What needs to be done:
Retype the whole listing below, character for character.

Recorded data

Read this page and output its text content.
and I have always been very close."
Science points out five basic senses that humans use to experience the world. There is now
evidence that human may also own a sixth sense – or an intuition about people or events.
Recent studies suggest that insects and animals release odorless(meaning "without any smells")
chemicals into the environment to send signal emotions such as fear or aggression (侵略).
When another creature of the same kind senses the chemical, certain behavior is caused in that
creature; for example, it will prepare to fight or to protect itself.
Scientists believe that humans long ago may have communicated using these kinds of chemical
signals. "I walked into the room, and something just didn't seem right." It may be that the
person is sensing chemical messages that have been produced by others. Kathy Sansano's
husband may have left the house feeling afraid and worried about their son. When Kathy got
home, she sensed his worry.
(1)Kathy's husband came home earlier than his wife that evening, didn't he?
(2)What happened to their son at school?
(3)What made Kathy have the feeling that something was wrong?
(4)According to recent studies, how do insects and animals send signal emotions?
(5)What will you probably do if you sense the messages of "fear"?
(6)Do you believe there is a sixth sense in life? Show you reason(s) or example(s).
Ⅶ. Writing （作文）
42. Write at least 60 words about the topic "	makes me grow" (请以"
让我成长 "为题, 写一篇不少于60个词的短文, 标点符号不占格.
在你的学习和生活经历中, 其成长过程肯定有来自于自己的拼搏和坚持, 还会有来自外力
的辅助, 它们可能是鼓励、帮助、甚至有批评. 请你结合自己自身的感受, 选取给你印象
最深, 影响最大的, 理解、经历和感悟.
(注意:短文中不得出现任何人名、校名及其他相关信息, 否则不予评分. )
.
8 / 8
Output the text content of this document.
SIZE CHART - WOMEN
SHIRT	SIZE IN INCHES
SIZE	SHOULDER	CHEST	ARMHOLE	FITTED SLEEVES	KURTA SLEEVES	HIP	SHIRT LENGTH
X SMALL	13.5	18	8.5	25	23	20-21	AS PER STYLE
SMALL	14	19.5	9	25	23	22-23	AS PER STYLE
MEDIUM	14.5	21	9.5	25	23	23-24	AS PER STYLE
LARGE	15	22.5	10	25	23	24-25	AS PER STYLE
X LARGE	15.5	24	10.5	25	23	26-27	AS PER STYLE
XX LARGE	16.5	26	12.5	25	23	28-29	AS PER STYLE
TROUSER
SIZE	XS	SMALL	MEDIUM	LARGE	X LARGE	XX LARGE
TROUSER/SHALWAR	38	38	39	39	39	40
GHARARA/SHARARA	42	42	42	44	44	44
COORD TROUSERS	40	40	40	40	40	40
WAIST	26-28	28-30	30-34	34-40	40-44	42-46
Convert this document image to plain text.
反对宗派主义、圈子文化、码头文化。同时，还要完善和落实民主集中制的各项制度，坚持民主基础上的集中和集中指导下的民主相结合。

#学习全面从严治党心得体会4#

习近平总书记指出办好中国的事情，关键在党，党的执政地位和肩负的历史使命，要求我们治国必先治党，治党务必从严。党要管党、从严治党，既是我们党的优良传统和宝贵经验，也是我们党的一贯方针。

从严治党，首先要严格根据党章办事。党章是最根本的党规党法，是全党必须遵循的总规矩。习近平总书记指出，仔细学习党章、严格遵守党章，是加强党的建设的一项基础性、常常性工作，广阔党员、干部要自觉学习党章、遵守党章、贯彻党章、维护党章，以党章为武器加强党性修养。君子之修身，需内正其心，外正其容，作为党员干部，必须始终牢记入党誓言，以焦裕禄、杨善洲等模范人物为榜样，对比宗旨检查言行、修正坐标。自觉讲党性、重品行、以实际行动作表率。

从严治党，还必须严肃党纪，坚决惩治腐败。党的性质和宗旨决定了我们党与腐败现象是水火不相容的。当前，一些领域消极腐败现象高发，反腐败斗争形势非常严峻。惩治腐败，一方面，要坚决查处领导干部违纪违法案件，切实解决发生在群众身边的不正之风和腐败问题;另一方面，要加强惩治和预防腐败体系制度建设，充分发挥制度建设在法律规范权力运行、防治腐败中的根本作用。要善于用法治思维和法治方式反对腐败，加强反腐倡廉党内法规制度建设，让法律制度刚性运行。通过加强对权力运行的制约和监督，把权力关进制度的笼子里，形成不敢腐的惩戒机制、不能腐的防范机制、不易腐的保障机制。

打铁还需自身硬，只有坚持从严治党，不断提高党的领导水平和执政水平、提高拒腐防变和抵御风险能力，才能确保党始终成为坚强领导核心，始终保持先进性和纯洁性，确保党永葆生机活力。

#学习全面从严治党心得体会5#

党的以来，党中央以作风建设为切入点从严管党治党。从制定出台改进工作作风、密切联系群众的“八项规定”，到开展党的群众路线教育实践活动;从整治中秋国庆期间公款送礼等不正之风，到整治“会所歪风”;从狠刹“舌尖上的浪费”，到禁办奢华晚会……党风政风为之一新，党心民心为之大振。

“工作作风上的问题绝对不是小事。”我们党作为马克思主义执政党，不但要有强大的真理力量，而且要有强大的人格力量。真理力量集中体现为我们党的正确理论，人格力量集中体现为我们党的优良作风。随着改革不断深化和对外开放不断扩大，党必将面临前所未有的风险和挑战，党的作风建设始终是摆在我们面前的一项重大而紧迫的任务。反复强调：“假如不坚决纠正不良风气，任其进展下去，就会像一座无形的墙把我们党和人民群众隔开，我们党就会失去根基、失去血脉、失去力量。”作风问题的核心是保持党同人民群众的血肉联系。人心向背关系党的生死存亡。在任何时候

Solution to this exercise:
Read this page and output its text content.
and I have always been very close."
Science points out five basic senses that humans use to experience the world. There is now
evidence that human may also own a sixth sense – or an intuition about people or events.
Recent studies suggest that insects and animals release odorless(meaning "without any smells")
chemicals into the environment to send signal emotions such as fear or aggression (侵略).
When another creature of the same kind senses the chemical, certain behavior is caused in that
creature; for example, it will prepare to fight or to protect itself.
Scientists believe that humans long ago may have communicated using these kinds of chemical
signals. "I walked into the room, and something just didn't seem right." It may be that the
person is sensing chemical messages that have been produced by others. Kathy Sansano's
husband may have left the house feeling afraid and worried about their son. When Kathy got
home, she sensed his worry.
(1)Kathy's husband came home earlier than his wife that evening, didn't he?
(2)What happened to their son at school?
(3)What made Kathy have the feeling that something was wrong?
(4)According to recent studies, how do insects and animals send signal emotions?
(5)What will you probably do if you sense the messages of "fear"?
(6)Do you believe there is a sixth sense in life? Show you reason(s) or example(s).
Ⅶ. Writing （作文）
42. Write at least 60 words about the topic "	makes me grow" (请以"
让我成长 "为题, 写一篇不少于60个词的短文, 标点符号不占格.
在你的学习和生活经历中, 其成长过程肯定有来自于自己的拼搏和坚持, 还会有来自外力
的辅助, 它们可能是鼓励、帮助、甚至有批评. 请你结合自己自身的感受, 选取给你印象
最深, 影响最大的, 理解、经历和感悟.
(注意:短文中不得出现任何人名、校名及其他相关信息, 否则不予评分. )
.
8 / 8
Output the text content of this document.
SIZE CHART - WOMEN
SHIRT	SIZE IN INCHES
SIZE	SHOULDER	CHEST	ARMHOLE	FITTED SLEEVES	KURTA SLEEVES	HIP	SHIRT LENGTH
X SMALL	13.5	18	8.5	25	23	20-21	AS PER STYLE
SMALL	14	19.5	9	25	23	22-23	AS PER STYLE
MEDIUM	14.5	21	9.5	25	23	23-24	AS PER STYLE
LARGE	15	22.5	10	25	23	24-25	AS PER STYLE
X LARGE	15.5	24	10.5	25	23	26-27	AS PER STYLE
XX LARGE	16.5	26	12.5	25	23	28-29	AS PER STYLE
TROUSER
SIZE	XS	SMALL	MEDIUM	LARGE	X LARGE	XX LARGE
TROUSER/SHALWAR	38	38	39	39	39	40
GHARARA/SHARARA	42	42	42	44	44	44
COORD TROUSERS	40	40	40	40	40	40
WAIST	26-28	28-30	30-34	34-40	40-44	42-46
Convert this document image to plain text.
反对宗派主义、圈子文化、码头文化。同时，还要完善和落实民主集中制的各项制度，坚持民主基础上的集中和集中指导下的民主相结合。

#学习全面从严治党心得体会4#

习近平总书记指出办好中国的事情，关键在党，党的执政地位和肩负的历史使命，要求我们治国必先治党，治党务必从严。党要管党、从严治党，既是我们党的优良传统和宝贵经验，也是我们党的一贯方针。

从严治党，首先要严格根据党章办事。党章是最根本的党规党法，是全党必须遵循的总规矩。习近平总书记指出，仔细学习党章、严格遵守党章，是加强党的建设的一项基础性、常常性工作，广阔党员、干部要自觉学习党章、遵守党章、贯彻党章、维护党章，以党章为武器加强党性修养。君子之修身，需内正其心，外正其容，作为党员干部，必须始终牢记入党誓言，以焦裕禄、杨善洲等模范人物为榜样，对比宗旨检查言行、修正坐标。自觉讲党性、重品行、以实际行动作表率。

从严治党，还必须严肃党纪，坚决惩治腐败。党的性质和宗旨决定了我们党与腐败现象是水火不相容的。当前，一些领域消极腐败现象高发，反腐败斗争形势非常严峻。惩治腐败，一方面，要坚决查处领导干部违纪违法案件，切实解决发生在群众身边的不正之风和腐败问题;另一方面，要加强惩治和预防腐败体系制度建设，充分发挥制度建设在法律规范权力运行、防治腐败中的根本作用。要善于用法治思维和法治方式反对腐败，加强反腐倡廉党内法规制度建设，让法律制度刚性运行。通过加强对权力运行的制约和监督，把权力关进制度的笼子里，形成不敢腐的惩戒机制、不能腐的防范机制、不易腐的保障机制。

打铁还需自身硬，只有坚持从严治党，不断提高党的领导水平和执政水平、提高拒腐防变和抵御风险能力，才能确保党始终成为坚强领导核心，始终保持先进性和纯洁性，确保党永葆生机活力。

#学习全面从严治党心得体会5#

党的以来，党中央以作风建设为切入点从严管党治党。从制定出台改进工作作风、密切联系群众的“八项规定”，到开展党的群众路线教育实践活动;从整治中秋国庆期间公款送礼等不正之风，到整治“会所歪风”;从狠刹“舌尖上的浪费”，到禁办奢华晚会……党风政风为之一新，党心民心为之大振。

“工作作风上的问题绝对不是小事。”我们党作为马克思主义执政党，不但要有强大的真理力量，而且要有强大的人格力量。真理力量集中体现为我们党的正确理论，人格力量集中体现为我们党的优良作风。随着改革不断深化和对外开放不断扩大，党必将面临前所未有的风险和挑战，党的作风建设始终是摆在我们面前的一项重大而紧迫的任务。反复强调：“假如不坚决纠正不良风气，任其进展下去，就会像一座无形的墙把我们党和人民群众隔开，我们党就会失去根基、失去血脉、失去力量。”作风问题的核心是保持党同人民群众的血肉联系。人心向背关系党的生死存亡。在任何时候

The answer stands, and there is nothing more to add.